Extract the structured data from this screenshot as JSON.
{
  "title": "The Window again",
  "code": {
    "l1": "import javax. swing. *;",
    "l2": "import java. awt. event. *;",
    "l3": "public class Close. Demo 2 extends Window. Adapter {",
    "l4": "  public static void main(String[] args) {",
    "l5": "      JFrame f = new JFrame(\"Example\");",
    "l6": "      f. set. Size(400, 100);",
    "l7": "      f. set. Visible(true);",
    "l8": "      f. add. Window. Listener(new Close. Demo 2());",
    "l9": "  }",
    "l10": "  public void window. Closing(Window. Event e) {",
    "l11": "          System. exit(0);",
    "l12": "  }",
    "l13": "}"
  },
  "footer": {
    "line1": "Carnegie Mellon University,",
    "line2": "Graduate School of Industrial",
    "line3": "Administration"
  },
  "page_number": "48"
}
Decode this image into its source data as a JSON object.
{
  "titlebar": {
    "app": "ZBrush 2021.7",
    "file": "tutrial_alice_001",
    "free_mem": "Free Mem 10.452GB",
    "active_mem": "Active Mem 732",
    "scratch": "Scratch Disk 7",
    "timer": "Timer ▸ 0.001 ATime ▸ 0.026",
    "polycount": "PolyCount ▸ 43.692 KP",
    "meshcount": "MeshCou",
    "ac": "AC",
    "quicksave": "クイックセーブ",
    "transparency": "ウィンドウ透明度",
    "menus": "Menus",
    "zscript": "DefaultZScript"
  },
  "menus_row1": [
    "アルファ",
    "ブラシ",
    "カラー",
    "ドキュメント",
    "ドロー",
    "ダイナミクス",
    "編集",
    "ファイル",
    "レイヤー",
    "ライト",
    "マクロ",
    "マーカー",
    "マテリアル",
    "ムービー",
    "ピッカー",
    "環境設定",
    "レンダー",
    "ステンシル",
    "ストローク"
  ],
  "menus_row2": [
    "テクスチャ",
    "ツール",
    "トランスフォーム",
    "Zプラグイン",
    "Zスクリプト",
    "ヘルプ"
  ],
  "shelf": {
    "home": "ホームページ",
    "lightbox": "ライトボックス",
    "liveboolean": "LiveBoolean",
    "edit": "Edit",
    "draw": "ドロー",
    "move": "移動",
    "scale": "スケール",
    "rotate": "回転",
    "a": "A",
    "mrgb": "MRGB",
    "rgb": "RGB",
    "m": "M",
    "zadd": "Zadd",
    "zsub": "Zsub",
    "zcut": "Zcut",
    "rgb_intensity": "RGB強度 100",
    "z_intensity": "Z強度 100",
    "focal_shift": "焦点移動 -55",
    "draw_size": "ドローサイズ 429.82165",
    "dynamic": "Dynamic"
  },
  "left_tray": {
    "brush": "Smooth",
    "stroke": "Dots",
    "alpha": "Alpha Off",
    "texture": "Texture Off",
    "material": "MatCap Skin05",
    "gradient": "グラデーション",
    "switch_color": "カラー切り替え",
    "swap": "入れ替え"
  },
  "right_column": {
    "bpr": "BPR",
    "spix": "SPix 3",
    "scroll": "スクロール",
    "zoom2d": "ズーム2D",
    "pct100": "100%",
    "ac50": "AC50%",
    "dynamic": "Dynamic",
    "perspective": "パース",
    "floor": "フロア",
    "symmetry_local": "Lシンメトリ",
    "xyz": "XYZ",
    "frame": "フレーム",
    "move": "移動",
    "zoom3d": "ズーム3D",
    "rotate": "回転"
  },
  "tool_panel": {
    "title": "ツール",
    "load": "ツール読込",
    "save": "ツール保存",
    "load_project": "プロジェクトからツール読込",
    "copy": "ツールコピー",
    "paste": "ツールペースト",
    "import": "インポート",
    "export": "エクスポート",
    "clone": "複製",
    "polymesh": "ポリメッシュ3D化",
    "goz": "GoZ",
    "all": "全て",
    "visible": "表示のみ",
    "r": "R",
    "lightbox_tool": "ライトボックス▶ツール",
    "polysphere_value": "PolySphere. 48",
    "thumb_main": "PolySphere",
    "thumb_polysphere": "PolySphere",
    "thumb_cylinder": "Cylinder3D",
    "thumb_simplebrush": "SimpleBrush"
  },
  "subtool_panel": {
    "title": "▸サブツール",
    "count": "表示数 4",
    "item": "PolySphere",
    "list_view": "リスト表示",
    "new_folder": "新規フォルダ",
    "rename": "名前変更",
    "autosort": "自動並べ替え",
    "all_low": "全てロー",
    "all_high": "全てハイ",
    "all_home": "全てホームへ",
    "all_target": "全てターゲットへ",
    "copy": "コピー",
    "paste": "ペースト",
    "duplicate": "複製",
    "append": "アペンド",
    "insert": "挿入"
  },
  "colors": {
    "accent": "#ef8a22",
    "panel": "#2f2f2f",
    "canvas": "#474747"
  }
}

■ **Task brief**
Give back each line above precisely as it stands.

■ **Final result**
Extract the structured data from this screenshot as JSON.
{
  "title": "The Window again",
  "code": {
    "l1": "import javax. swing. *;",
    "l2": "import java. awt. event. *;",
    "l3": "public class Close. Demo 2 extends Window. Adapter {",
    "l4": "  public static void main(String[] args) {",
    "l5": "      JFrame f = new JFrame(\"Example\");",
    "l6": "      f. set. Size(400, 100);",
    "l7": "      f. set. Visible(true);",
    "l8": "      f. add. Window. Listener(new Close. Demo 2());",
    "l9": "  }",
    "l10": "  public void window. Closing(Window. Event e) {",
    "l11": "          System. exit(0);",
    "l12": "  }",
    "l13": "}"
  },
  "footer": {
    "line1": "Carnegie Mellon University,",
    "line2": "Graduate School of Industrial",
    "line3": "Administration"
  },
  "page_number": "48"
}
Decode this image into its source data as a JSON object.
{
  "titlebar": {
    "app": "ZBrush 2021.7",
    "file": "tutrial_alice_001",
    "free_mem": "Free Mem 10.452GB",
    "active_mem": "Active Mem 732",
    "scratch": "Scratch Disk 7",
    "timer": "Timer ▸ 0.001 ATime ▸ 0.026",
    "polycount": "PolyCount ▸ 43.692 KP",
    "meshcount": "MeshCou",
    "ac": "AC",
    "quicksave": "クイックセーブ",
    "transparency": "ウィンドウ透明度",
    "menus": "Menus",
    "zscript": "DefaultZScript"
  },
  "menus_row1": [
    "アルファ",
    "ブラシ",
    "カラー",
    "ドキュメント",
    "ドロー",
    "ダイナミクス",
    "編集",
    "ファイル",
    "レイヤー",
    "ライト",
    "マクロ",
    "マーカー",
    "マテリアル",
    "ムービー",
    "ピッカー",
    "環境設定",
    "レンダー",
    "ステンシル",
    "ストローク"
  ],
  "menus_row2": [
    "テクスチャ",
    "ツール",
    "トランスフォーム",
    "Zプラグイン",
    "Zスクリプト",
    "ヘルプ"
  ],
  "shelf": {
    "home": "ホームページ",
    "lightbox": "ライトボックス",
    "liveboolean": "LiveBoolean",
    "edit": "Edit",
    "draw": "ドロー",
    "move": "移動",
    "scale": "スケール",
    "rotate": "回転",
    "a": "A",
    "mrgb": "MRGB",
    "rgb": "RGB",
    "m": "M",
    "zadd": "Zadd",
    "zsub": "Zsub",
    "zcut": "Zcut",
    "rgb_intensity": "RGB強度 100",
    "z_intensity": "Z強度 100",
    "focal_shift": "焦点移動 -55",
    "draw_size": "ドローサイズ 429.82165",
    "dynamic": "Dynamic"
  },
  "left_tray": {
    "brush": "Smooth",
    "stroke": "Dots",
    "alpha": "Alpha Off",
    "texture": "Texture Off",
    "material": "MatCap Skin05",
    "gradient": "グラデーション",
    "switch_color": "カラー切り替え",
    "swap": "入れ替え"
  },
  "right_column": {
    "bpr": "BPR",
    "spix": "SPix 3",
    "scroll": "スクロール",
    "zoom2d": "ズーム2D",
    "pct100": "100%",
    "ac50": "AC50%",
    "dynamic": "Dynamic",
    "perspective": "パース",
    "floor": "フロア",
    "symmetry_local": "Lシンメトリ",
    "xyz": "XYZ",
    "frame": "フレーム",
    "move": "移動",
    "zoom3d": "ズーム3D",
    "rotate": "回転"
  },
  "tool_panel": {
    "title": "ツール",
    "load": "ツール読込",
    "save": "ツール保存",
    "load_project": "プロジェクトからツール読込",
    "copy": "ツールコピー",
    "paste": "ツールペースト",
    "import": "インポート",
    "export": "エクスポート",
    "clone": "複製",
    "polymesh": "ポリメッシュ3D化",
    "goz": "GoZ",
    "all": "全て",
    "visible": "表示のみ",
    "r": "R",
    "lightbox_tool": "ライトボックス▶ツール",
    "polysphere_value": "PolySphere. 48",
    "thumb_main": "PolySphere",
    "thumb_polysphere": "PolySphere",
    "thumb_cylinder": "Cylinder3D",
    "thumb_simplebrush": "SimpleBrush"
  },
  "subtool_panel": {
    "title": "▸サブツール",
    "count": "表示数 4",
    "item": "PolySphere",
    "list_view": "リスト表示",
    "new_folder": "新規フォルダ",
    "rename": "名前変更",
    "autosort": "自動並べ替え",
    "all_low": "全てロー",
    "all_high": "全てハイ",
    "all_home": "全てホームへ",
    "all_target": "全てターゲットへ",
    "copy": "コピー",
    "paste": "ペースト",
    "duplicate": "複製",
    "append": "アペンド",
    "insert": "挿入"
  },
  "colors": {
    "accent": "#ef8a22",
    "panel": "#2f2f2f",
    "canvas": "#474747"
  }
}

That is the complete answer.